## What is asked
Return every entry exactly as written.

--- Start ---

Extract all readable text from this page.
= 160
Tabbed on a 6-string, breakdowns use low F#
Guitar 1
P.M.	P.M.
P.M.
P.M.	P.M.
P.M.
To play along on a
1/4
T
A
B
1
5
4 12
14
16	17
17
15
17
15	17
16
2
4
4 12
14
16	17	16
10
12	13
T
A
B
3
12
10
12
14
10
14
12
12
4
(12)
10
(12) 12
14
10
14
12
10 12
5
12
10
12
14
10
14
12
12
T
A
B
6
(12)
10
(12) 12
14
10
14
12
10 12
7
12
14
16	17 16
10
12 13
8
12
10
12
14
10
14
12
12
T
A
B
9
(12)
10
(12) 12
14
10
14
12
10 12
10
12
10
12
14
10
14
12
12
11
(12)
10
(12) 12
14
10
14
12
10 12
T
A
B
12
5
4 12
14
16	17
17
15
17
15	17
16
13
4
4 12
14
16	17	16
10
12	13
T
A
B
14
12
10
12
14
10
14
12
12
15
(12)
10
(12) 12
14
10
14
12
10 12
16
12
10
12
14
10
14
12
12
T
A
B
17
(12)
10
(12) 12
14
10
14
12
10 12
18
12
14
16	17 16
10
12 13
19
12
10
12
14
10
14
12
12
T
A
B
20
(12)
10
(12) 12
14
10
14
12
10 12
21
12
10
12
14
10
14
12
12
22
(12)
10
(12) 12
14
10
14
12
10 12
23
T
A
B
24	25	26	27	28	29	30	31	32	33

--- End ---

## Exercise solution
Extract all readable text from this page.
= 160
Tabbed on a 6-string, breakdowns use low F#
Guitar 1
P.M.	P.M.
P.M.
P.M.	P.M.
P.M.
To play along on a
1/4
T
A
B
1
5
4 12
14
16	17
17
15
17
15	17
16
2
4
4 12
14
16	17	16
10
12	13
T
A
B
3
12
10
12
14
10
14
12
12
4
(12)
10
(12) 12
14
10
14
12
10 12
5
12
10
12
14
10
14
12
12
T
A
B
6
(12)
10
(12) 12
14
10
14
12
10 12
7
12
14
16	17 16
10
12 13
8
12
10
12
14
10
14
12
12
T
A
B
9
(12)
10
(12) 12
14
10
14
12
10 12
10
12
10
12
14
10
14
12
12
11
(12)
10
(12) 12
14
10
14
12
10 12
T
A
B
12
5
4 12
14
16	17
17
15
17
15	17
16
13
4
4 12
14
16	17	16
10
12	13
T
A
B
14
12
10
12
14
10
14
12
12
15
(12)
10
(12) 12
14
10
14
12
10 12
16
12
10
12
14
10
14
12
12
T
A
B
17
(12)
10
(12) 12
14
10
14
12
10 12
18
12
14
16	17 16
10
12 13
19
12
10
12
14
10
14
12
12
T
A
B
20
(12)
10
(12) 12
14
10
14
12
10 12
21
12
10
12
14
10
14
12
12
22
(12)
10
(12) 12
14
10
14
12
10 12
23
T
A
B
24	25	26	27	28	29	30	31	32	33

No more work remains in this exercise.